- **JOB**: Here are some records; return them all exactly.

- - - - - - -

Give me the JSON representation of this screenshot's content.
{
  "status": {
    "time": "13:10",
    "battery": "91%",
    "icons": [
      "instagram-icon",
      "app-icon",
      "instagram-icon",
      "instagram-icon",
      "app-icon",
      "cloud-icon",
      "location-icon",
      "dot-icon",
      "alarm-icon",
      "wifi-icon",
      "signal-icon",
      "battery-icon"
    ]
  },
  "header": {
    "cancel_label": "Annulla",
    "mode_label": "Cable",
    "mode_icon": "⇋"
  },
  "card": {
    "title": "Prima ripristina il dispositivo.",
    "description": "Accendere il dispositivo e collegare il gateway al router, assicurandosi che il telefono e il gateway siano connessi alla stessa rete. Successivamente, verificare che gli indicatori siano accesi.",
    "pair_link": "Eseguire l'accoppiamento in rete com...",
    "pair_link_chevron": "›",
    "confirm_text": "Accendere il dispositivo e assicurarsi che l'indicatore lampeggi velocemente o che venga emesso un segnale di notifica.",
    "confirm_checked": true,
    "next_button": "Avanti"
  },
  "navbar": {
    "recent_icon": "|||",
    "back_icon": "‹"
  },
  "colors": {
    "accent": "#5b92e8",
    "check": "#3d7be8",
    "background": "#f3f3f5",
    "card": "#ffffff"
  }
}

- - - - - - -

- **SOLUTION BELOW**:
Give me the JSON representation of this screenshot's content.
{
  "status": {
    "time": "13:10",
    "battery": "91%",
    "icons": [
      "instagram-icon",
      "app-icon",
      "instagram-icon",
      "instagram-icon",
      "app-icon",
      "cloud-icon",
      "location-icon",
      "dot-icon",
      "alarm-icon",
      "wifi-icon",
      "signal-icon",
      "battery-icon"
    ]
  },
  "header": {
    "cancel_label": "Annulla",
    "mode_label": "Cable",
    "mode_icon": "⇋"
  },
  "card": {
    "title": "Prima ripristina il dispositivo.",
    "description": "Accendere il dispositivo e collegare il gateway al router, assicurandosi che il telefono e il gateway siano connessi alla stessa rete. Successivamente, verificare che gli indicatori siano accesi.",
    "pair_link": "Eseguire l'accoppiamento in rete com...",
    "pair_link_chevron": "›",
    "confirm_text": "Accendere il dispositivo e assicurarsi che l'indicatore lampeggi velocemente o che venga emesso un segnale di notifica.",
    "confirm_checked": true,
    "next_button": "Avanti"
  },
  "navbar": {
    "recent_icon": "|||",
    "back_icon": "‹"
  },
  "colors": {
    "accent": "#5b92e8",
    "check": "#3d7be8",
    "background": "#f3f3f5",
    "card": "#ffffff"
  }
}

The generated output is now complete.